● Exercise brief
Go through the entries one line at a time, and gather every line that has the word "Wikipedia".
[start]
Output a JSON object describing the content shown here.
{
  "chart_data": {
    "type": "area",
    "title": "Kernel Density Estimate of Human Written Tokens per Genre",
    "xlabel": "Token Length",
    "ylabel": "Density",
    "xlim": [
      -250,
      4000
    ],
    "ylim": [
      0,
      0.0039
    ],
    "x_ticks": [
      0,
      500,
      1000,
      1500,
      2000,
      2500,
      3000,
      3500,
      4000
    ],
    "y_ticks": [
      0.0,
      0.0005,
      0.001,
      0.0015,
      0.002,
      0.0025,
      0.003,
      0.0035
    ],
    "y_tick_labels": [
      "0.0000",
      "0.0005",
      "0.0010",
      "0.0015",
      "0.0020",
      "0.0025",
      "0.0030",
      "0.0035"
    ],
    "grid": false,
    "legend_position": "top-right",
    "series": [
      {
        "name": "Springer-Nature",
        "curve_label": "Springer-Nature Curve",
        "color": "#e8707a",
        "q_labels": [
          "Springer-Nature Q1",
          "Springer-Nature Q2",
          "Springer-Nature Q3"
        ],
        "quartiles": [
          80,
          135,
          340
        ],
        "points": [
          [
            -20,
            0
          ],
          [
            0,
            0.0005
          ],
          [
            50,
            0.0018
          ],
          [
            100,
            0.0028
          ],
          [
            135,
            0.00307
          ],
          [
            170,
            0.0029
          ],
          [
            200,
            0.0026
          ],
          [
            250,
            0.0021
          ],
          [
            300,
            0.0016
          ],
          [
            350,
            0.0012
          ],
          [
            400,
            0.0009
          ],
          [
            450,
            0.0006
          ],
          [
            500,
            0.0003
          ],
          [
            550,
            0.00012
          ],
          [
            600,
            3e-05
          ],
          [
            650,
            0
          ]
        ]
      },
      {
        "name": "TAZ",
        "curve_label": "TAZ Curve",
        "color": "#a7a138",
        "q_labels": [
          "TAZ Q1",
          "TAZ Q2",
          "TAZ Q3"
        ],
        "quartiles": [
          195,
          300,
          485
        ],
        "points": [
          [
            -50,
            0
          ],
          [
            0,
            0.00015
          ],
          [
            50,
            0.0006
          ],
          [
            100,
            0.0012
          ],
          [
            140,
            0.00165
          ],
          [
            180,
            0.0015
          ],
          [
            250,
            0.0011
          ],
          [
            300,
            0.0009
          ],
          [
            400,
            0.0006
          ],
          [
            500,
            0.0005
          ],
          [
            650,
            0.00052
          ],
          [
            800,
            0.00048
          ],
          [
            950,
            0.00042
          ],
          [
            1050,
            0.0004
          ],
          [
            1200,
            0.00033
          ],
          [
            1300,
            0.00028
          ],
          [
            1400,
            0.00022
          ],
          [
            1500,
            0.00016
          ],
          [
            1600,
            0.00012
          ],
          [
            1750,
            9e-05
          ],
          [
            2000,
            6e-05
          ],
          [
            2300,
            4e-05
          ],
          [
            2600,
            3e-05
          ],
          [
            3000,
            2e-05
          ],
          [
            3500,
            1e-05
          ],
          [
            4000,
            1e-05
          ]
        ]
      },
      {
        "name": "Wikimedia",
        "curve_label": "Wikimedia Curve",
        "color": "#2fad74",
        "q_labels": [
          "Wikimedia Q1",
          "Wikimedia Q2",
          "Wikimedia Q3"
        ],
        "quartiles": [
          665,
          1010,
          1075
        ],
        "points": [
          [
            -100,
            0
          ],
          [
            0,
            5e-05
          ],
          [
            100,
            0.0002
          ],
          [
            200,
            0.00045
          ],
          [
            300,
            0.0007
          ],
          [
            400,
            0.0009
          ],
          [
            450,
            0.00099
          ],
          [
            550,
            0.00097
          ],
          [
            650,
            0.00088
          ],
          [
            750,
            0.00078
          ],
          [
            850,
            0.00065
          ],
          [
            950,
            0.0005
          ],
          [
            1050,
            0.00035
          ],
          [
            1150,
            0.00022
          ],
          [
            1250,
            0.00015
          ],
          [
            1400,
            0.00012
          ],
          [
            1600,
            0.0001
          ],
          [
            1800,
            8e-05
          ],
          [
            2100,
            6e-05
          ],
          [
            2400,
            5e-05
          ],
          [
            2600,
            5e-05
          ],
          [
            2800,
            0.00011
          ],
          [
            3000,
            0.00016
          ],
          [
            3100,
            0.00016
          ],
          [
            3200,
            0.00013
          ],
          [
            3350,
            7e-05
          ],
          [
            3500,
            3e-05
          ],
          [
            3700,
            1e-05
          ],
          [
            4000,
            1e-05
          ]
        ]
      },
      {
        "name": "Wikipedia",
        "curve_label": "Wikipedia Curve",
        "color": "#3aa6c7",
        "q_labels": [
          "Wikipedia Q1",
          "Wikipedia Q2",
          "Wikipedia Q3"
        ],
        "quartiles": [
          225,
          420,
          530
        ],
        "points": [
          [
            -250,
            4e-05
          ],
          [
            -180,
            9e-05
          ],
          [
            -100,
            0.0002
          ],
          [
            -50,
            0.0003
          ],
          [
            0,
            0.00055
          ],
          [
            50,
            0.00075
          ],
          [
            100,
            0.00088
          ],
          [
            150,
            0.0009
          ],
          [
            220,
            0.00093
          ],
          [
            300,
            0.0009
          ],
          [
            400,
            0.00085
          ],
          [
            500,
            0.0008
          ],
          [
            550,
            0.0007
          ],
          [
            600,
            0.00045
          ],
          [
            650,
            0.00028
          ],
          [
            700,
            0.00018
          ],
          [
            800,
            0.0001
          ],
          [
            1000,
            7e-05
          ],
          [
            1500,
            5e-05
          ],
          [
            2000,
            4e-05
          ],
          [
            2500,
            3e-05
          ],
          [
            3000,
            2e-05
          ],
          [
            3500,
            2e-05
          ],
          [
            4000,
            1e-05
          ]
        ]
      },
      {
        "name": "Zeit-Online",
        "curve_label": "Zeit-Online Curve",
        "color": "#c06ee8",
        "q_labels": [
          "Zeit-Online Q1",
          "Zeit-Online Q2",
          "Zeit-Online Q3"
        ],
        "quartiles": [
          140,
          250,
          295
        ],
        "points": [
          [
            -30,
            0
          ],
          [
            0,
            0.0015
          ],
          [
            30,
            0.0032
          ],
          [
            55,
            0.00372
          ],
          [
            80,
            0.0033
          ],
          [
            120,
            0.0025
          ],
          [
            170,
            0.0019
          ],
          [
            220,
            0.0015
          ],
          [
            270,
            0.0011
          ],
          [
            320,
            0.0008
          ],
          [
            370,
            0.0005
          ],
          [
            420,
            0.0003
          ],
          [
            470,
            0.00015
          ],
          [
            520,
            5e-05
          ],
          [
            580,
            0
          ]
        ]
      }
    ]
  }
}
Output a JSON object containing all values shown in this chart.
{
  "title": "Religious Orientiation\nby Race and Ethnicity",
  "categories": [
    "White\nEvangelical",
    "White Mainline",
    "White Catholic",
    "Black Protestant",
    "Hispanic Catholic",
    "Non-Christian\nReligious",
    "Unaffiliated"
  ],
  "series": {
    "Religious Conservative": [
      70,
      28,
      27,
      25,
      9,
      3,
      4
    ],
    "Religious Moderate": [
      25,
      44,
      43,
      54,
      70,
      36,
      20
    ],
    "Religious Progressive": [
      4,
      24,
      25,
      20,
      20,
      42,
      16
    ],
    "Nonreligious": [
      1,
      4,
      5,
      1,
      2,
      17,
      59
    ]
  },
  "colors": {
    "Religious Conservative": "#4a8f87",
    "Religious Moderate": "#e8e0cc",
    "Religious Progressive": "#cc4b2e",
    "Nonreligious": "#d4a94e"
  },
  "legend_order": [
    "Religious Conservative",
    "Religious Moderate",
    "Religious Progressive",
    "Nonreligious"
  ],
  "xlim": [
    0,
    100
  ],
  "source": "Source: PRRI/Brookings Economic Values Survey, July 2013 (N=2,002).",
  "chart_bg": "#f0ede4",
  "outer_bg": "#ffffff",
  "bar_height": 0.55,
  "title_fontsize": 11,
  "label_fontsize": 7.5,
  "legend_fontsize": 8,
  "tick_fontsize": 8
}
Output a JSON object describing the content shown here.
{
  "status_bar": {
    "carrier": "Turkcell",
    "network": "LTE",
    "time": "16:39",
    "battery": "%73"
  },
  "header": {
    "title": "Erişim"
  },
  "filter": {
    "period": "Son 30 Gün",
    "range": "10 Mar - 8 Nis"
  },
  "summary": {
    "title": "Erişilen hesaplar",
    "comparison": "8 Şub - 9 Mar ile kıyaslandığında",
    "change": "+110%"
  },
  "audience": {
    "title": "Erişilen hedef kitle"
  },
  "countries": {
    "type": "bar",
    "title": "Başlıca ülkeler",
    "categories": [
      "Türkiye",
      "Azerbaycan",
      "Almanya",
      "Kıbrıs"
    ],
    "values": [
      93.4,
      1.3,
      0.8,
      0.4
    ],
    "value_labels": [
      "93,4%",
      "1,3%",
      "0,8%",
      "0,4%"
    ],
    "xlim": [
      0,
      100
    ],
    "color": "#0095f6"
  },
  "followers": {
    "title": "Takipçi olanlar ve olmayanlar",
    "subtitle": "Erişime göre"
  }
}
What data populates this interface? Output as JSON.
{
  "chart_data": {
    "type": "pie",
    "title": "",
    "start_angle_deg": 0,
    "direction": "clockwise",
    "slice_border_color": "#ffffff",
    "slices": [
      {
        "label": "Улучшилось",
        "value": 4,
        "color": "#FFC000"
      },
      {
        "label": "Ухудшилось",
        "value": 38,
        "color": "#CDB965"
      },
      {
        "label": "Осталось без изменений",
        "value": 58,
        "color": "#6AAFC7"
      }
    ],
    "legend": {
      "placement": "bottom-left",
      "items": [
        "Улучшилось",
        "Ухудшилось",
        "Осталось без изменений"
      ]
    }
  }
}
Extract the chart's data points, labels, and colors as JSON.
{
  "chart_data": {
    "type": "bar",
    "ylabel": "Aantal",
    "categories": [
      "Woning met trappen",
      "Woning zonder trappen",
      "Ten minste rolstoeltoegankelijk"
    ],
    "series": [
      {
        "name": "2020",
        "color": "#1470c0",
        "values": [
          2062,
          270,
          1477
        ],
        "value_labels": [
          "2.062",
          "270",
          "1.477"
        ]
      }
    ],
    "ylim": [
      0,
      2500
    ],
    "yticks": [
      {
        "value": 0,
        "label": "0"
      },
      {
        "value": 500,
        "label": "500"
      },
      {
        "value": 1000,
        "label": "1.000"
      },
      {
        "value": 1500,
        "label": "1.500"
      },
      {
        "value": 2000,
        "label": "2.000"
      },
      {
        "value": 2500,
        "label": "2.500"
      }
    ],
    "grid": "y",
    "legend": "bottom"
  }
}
[end]
● Complete output
        "name": "Wikipedia",
        "curve_label": "Wikipedia Curve",
          "Wikipedia Q1",
          "Wikipedia Q2",
          "Wikipedia Q3"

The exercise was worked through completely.